▶ **Task brief**
Return the whole listing, keeping every character the same.

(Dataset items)
────────────────────
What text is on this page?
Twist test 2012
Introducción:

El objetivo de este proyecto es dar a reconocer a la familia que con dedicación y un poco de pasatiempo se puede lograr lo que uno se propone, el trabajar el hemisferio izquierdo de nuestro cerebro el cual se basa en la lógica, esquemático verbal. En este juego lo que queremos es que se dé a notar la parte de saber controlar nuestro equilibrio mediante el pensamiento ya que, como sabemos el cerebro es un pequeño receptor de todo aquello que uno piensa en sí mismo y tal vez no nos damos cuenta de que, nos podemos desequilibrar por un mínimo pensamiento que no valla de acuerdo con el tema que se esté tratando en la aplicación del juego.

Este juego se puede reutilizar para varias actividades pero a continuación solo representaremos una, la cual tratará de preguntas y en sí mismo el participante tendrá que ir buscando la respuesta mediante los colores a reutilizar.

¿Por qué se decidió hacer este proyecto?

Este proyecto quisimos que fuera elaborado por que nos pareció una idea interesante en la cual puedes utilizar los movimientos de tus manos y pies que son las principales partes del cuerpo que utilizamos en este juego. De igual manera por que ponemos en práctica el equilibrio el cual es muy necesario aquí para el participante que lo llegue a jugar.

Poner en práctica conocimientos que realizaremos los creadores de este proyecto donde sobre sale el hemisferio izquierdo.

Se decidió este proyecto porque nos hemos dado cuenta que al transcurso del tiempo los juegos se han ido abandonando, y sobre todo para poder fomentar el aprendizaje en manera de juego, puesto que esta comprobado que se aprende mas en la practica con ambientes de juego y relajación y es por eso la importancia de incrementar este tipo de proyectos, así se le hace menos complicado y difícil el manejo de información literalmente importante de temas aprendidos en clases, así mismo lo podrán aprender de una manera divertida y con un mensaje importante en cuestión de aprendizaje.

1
────────────────────
▶ **Answer to the task**
What text is on this page?
Twist test 2012
Introducción:

El objetivo de este proyecto es dar a reconocer a la familia que con dedicación y un poco de pasatiempo se puede lograr lo que uno se propone, el trabajar el hemisferio izquierdo de nuestro cerebro el cual se basa en la lógica, esquemático verbal. En este juego lo que queremos es que se dé a notar la parte de saber controlar nuestro equilibrio mediante el pensamiento ya que, como sabemos el cerebro es un pequeño receptor de todo aquello que uno piensa en sí mismo y tal vez no nos damos cuenta de que, nos podemos desequilibrar por un mínimo pensamiento que no valla de acuerdo con el tema que se esté tratando en la aplicación del juego.

Este juego se puede reutilizar para varias actividades pero a continuación solo representaremos una, la cual tratará de preguntas y en sí mismo el participante tendrá que ir buscando la respuesta mediante los colores a reutilizar.

¿Por qué se decidió hacer este proyecto?

Este proyecto quisimos que fuera elaborado por que nos pareció una idea interesante en la cual puedes utilizar los movimientos de tus manos y pies que son las principales partes del cuerpo que utilizamos en este juego. De igual manera por que ponemos en práctica el equilibrio el cual es muy necesario aquí para el participante que lo llegue a jugar.

Poner en práctica conocimientos que realizaremos los creadores de este proyecto donde sobre sale el hemisferio izquierdo.

Se decidió este proyecto porque nos hemos dado cuenta que al transcurso del tiempo los juegos se han ido abandonando, y sobre todo para poder fomentar el aprendizaje en manera de juego, puesto que esta comprobado que se aprende mas en la practica con ambientes de juego y relajación y es por eso la importancia de incrementar este tipo de proyectos, así se le hace menos complicado y difícil el manejo de información literalmente importante de temas aprendidos en clases, así mismo lo podrán aprender de una manera divertida y con un mensaje importante en cuestión de aprendizaje.

1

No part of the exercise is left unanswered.